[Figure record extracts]
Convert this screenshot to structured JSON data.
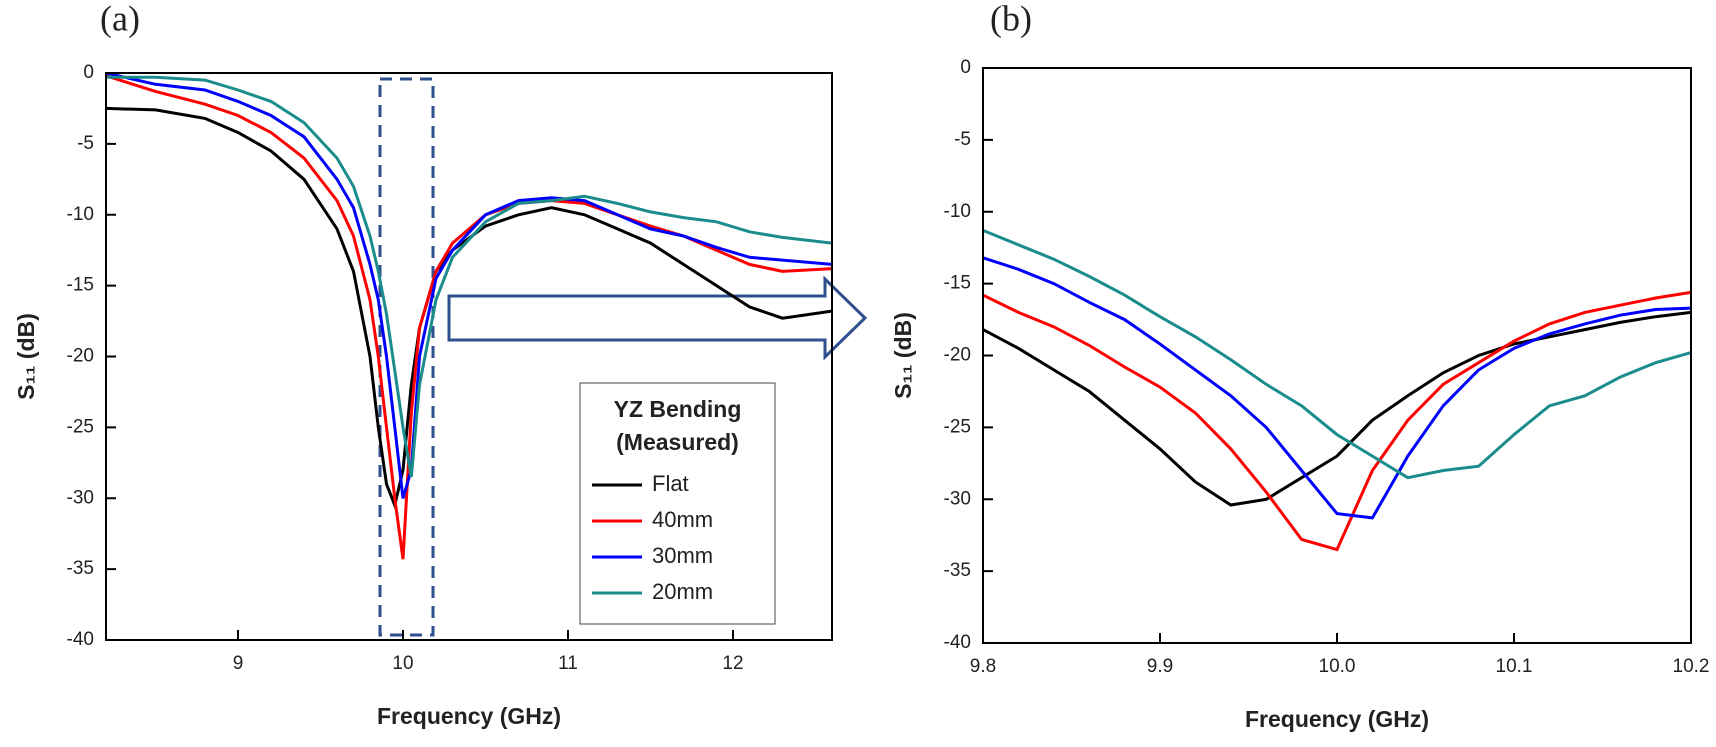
{
  "chart_data": [
    {
      "type": "line",
      "title": "(a)",
      "x_label": "Frequency (GHz)",
      "y_label": "S₁₁ (dB)",
      "legend_title": "YZ Bending",
      "legend_subtitle": "(Measured)",
      "legend": "lower right",
      "xlim": [
        8.2,
        12.6
      ],
      "xticks": [
        9,
        10,
        11,
        12
      ],
      "ylim": [
        -40,
        0
      ],
      "yticks": [
        0,
        -5,
        -10,
        -15,
        -20,
        -25,
        -30,
        -35,
        -40
      ],
      "x": [
        8.2,
        8.5,
        8.8,
        9.0,
        9.2,
        9.4,
        9.6,
        9.7,
        9.8,
        9.85,
        9.9,
        9.95,
        10.0,
        10.05,
        10.1,
        10.2,
        10.3,
        10.5,
        10.7,
        10.9,
        11.1,
        11.3,
        11.5,
        11.7,
        11.9,
        12.1,
        12.3,
        12.6
      ],
      "series": [
        {
          "name": "Flat",
          "color": "#000000",
          "values": [
            -2.5,
            -2.6,
            -3.2,
            -4.2,
            -5.5,
            -7.5,
            -11,
            -14,
            -20,
            -25,
            -29,
            -30.5,
            -28,
            -22,
            -18,
            -14,
            -12.5,
            -10.8,
            -10,
            -9.5,
            -10,
            -11,
            -12,
            -13.5,
            -15,
            -16.5,
            -17.3,
            -16.8
          ]
        },
        {
          "name": "40mm",
          "color": "#ff0000",
          "values": [
            -0.2,
            -1.3,
            -2.2,
            -3,
            -4.2,
            -6,
            -9,
            -11.5,
            -16,
            -20,
            -25,
            -30,
            -34.3,
            -24,
            -18,
            -14,
            -12,
            -10,
            -9.2,
            -9,
            -9.2,
            -10,
            -10.8,
            -11.5,
            -12.5,
            -13.5,
            -14,
            -13.8
          ]
        },
        {
          "name": "30mm",
          "color": "#0000ff",
          "values": [
            0,
            -0.8,
            -1.2,
            -2,
            -3,
            -4.5,
            -7.5,
            -9.5,
            -13.5,
            -16,
            -20,
            -25,
            -30,
            -28,
            -20,
            -14.5,
            -12.5,
            -10,
            -9,
            -8.8,
            -9,
            -10,
            -11,
            -11.5,
            -12.3,
            -13,
            -13.2,
            -13.5
          ]
        },
        {
          "name": "20mm",
          "color": "#1a8c8c",
          "values": [
            -0.3,
            -0.3,
            -0.5,
            -1.2,
            -2,
            -3.5,
            -6,
            -8,
            -11.5,
            -14,
            -17,
            -21,
            -25,
            -28.5,
            -22,
            -16,
            -13,
            -10.5,
            -9.2,
            -9,
            -8.7,
            -9.2,
            -9.8,
            -10.2,
            -10.5,
            -11.2,
            -11.6,
            -12
          ]
        }
      ]
    },
    {
      "type": "line",
      "title": "(b)",
      "x_label": "Frequency (GHz)",
      "y_label": "S₁₁ (dB)",
      "xlim": [
        9.8,
        10.2
      ],
      "xticks": [
        9.8,
        9.9,
        {
          "value": 10,
          "label": "10.0"
        },
        10.1,
        10.2
      ],
      "ylim": [
        -40,
        0
      ],
      "yticks": [
        0,
        -5,
        -10,
        -15,
        -20,
        -25,
        -30,
        -35,
        -40
      ],
      "x": [
        9.8,
        9.82,
        9.84,
        9.86,
        9.88,
        9.9,
        9.92,
        9.94,
        9.96,
        9.98,
        10.0,
        10.02,
        10.04,
        10.06,
        10.08,
        10.1,
        10.12,
        10.14,
        10.16,
        10.18,
        10.2
      ],
      "series": [
        {
          "name": "Flat",
          "color": "#000000",
          "values": [
            -18.2,
            -19.5,
            -21,
            -22.5,
            -24.5,
            -26.5,
            -28.8,
            -30.4,
            -30,
            -28.5,
            -27,
            -24.5,
            -22.8,
            -21.2,
            -20,
            -19.2,
            -18.7,
            -18.2,
            -17.7,
            -17.3,
            -17
          ]
        },
        {
          "name": "40mm",
          "color": "#ff0000",
          "values": [
            -15.8,
            -17,
            -18,
            -19.3,
            -20.8,
            -22.2,
            -24,
            -26.5,
            -29.5,
            -32.8,
            -33.5,
            -28,
            -24.5,
            -22,
            -20.5,
            -19,
            -17.8,
            -17,
            -16.5,
            -16,
            -15.6
          ]
        },
        {
          "name": "30mm",
          "color": "#0000ff",
          "values": [
            -13.2,
            -14,
            -15,
            -16.3,
            -17.5,
            -19.2,
            -21,
            -22.8,
            -25,
            -28,
            -31,
            -31.3,
            -27,
            -23.5,
            -21,
            -19.5,
            -18.5,
            -17.8,
            -17.2,
            -16.8,
            -16.7
          ]
        },
        {
          "name": "20mm",
          "color": "#1a8c8c",
          "values": [
            -11.3,
            -12.3,
            -13.3,
            -14.5,
            -15.8,
            -17.3,
            -18.7,
            -20.3,
            -22,
            -23.5,
            -25.5,
            -27,
            -28.5,
            -28,
            -27.7,
            -25.5,
            -23.5,
            -22.8,
            -21.5,
            -20.5,
            -19.8
          ]
        }
      ]
    }
  ]
}
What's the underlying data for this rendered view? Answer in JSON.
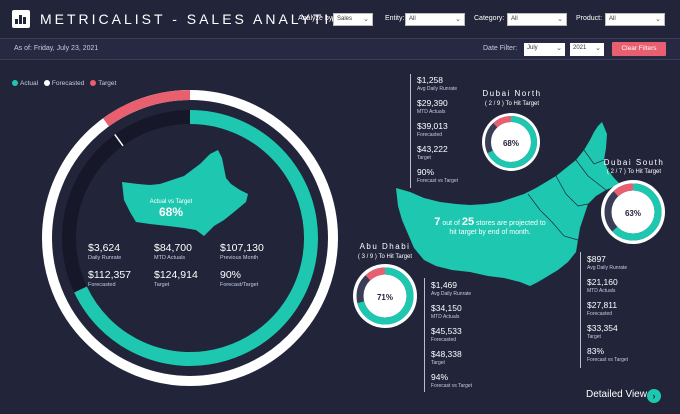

### EXERCISE
Show every line from the entries above in which "this" appears.

### REPLY
Convert this screenshot to structured JSON data.
What's the underlying data for this rendered view? Answer in JSON.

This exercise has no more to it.